> _WHAT TO DO_:
Set the data down again, exactly as it reads, but without the pictures.

** start MATERIAL FOR THIS TASK **

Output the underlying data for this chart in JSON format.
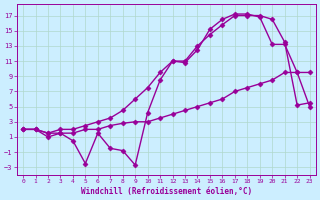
{
  "xlabel": "Windchill (Refroidissement éolien,°C)",
  "background_color": "#cceeff",
  "grid_color": "#b0d8cc",
  "line_color": "#990099",
  "xlim": [
    -0.5,
    23.5
  ],
  "ylim": [
    -4,
    18.5
  ],
  "yticks": [
    -3,
    -1,
    1,
    3,
    5,
    7,
    9,
    11,
    13,
    15,
    17
  ],
  "xticks": [
    0,
    1,
    2,
    3,
    4,
    5,
    6,
    7,
    8,
    9,
    10,
    11,
    12,
    13,
    14,
    15,
    16,
    17,
    18,
    19,
    20,
    21,
    22,
    23
  ],
  "series": [
    {
      "x": [
        0,
        1,
        2,
        3,
        4,
        5,
        6,
        7,
        8,
        9,
        10,
        11,
        12,
        13,
        14,
        15,
        16,
        17,
        18,
        19,
        20,
        21,
        22,
        23
      ],
      "y": [
        2,
        2,
        1,
        1.5,
        0.5,
        -2.5,
        1.5,
        -0.5,
        -0.8,
        -2.7,
        4.2,
        8.5,
        11,
        10.8,
        12.5,
        15.2,
        16.5,
        17.2,
        17.2,
        16.8,
        13.2,
        13.2,
        9.5,
        9.5
      ],
      "marker": "D",
      "markersize": 2.5,
      "linewidth": 1.0
    },
    {
      "x": [
        0,
        1,
        2,
        3,
        4,
        5,
        6,
        7,
        8,
        9,
        10,
        11,
        12,
        13,
        14,
        15,
        16,
        17,
        18,
        19,
        20,
        21,
        22,
        23
      ],
      "y": [
        2,
        2,
        1.5,
        2,
        2,
        2.5,
        3,
        3.5,
        4.5,
        6,
        7.5,
        9.5,
        11,
        11,
        13,
        14.5,
        15.8,
        17,
        17,
        17,
        16.5,
        13.5,
        5.2,
        5.5
      ],
      "marker": "D",
      "markersize": 2.5,
      "linewidth": 1.0
    },
    {
      "x": [
        0,
        1,
        2,
        3,
        4,
        5,
        6,
        7,
        8,
        9,
        10,
        11,
        12,
        13,
        14,
        15,
        16,
        17,
        18,
        19,
        20,
        21,
        22,
        23
      ],
      "y": [
        2,
        2,
        1.5,
        1.5,
        1.5,
        2,
        2,
        2.5,
        2.8,
        3,
        3,
        3.5,
        4,
        4.5,
        5,
        5.5,
        6,
        7,
        7.5,
        8,
        8.5,
        9.5,
        9.5,
        5
      ],
      "marker": "D",
      "markersize": 2.5,
      "linewidth": 1.0
    }
  ]
}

** end MATERIAL FOR THIS TASK **

> _RESULT FOR THIS EXERCISE_:
Output the underlying data for this chart in JSON format.
{
  "xlabel": "Windchill (Refroidissement éolien,°C)",
  "background_color": "#cceeff",
  "grid_color": "#b0d8cc",
  "line_color": "#990099",
  "xlim": [
    -0.5,
    23.5
  ],
  "ylim": [
    -4,
    18.5
  ],
  "yticks": [
    -3,
    -1,
    1,
    3,
    5,
    7,
    9,
    11,
    13,
    15,
    17
  ],
  "xticks": [
    0,
    1,
    2,
    3,
    4,
    5,
    6,
    7,
    8,
    9,
    10,
    11,
    12,
    13,
    14,
    15,
    16,
    17,
    18,
    19,
    20,
    21,
    22,
    23
  ],
  "series": [
    {
      "x": [
        0,
        1,
        2,
        3,
        4,
        5,
        6,
        7,
        8,
        9,
        10,
        11,
        12,
        13,
        14,
        15,
        16,
        17,
        18,
        19,
        20,
        21,
        22,
        23
      ],
      "y": [
        2,
        2,
        1,
        1.5,
        0.5,
        -2.5,
        1.5,
        -0.5,
        -0.8,
        -2.7,
        4.2,
        8.5,
        11,
        10.8,
        12.5,
        15.2,
        16.5,
        17.2,
        17.2,
        16.8,
        13.2,
        13.2,
        9.5,
        9.5
      ],
      "marker": "D",
      "markersize": 2.5,
      "linewidth": 1.0
    },
    {
      "x": [
        0,
        1,
        2,
        3,
        4,
        5,
        6,
        7,
        8,
        9,
        10,
        11,
        12,
        13,
        14,
        15,
        16,
        17,
        18,
        19,
        20,
        21,
        22,
        23
      ],
      "y": [
        2,
        2,
        1.5,
        2,
        2,
        2.5,
        3,
        3.5,
        4.5,
        6,
        7.5,
        9.5,
        11,
        11,
        13,
        14.5,
        15.8,
        17,
        17,
        17,
        16.5,
        13.5,
        5.2,
        5.5
      ],
      "marker": "D",
      "markersize": 2.5,
      "linewidth": 1.0
    },
    {
      "x": [
        0,
        1,
        2,
        3,
        4,
        5,
        6,
        7,
        8,
        9,
        10,
        11,
        12,
        13,
        14,
        15,
        16,
        17,
        18,
        19,
        20,
        21,
        22,
        23
      ],
      "y": [
        2,
        2,
        1.5,
        1.5,
        1.5,
        2,
        2,
        2.5,
        2.8,
        3,
        3,
        3.5,
        4,
        4.5,
        5,
        5.5,
        6,
        7,
        7.5,
        8,
        8.5,
        9.5,
        9.5,
        5
      ],
      "marker": "D",
      "markersize": 2.5,
      "linewidth": 1.0
    }
  ]
}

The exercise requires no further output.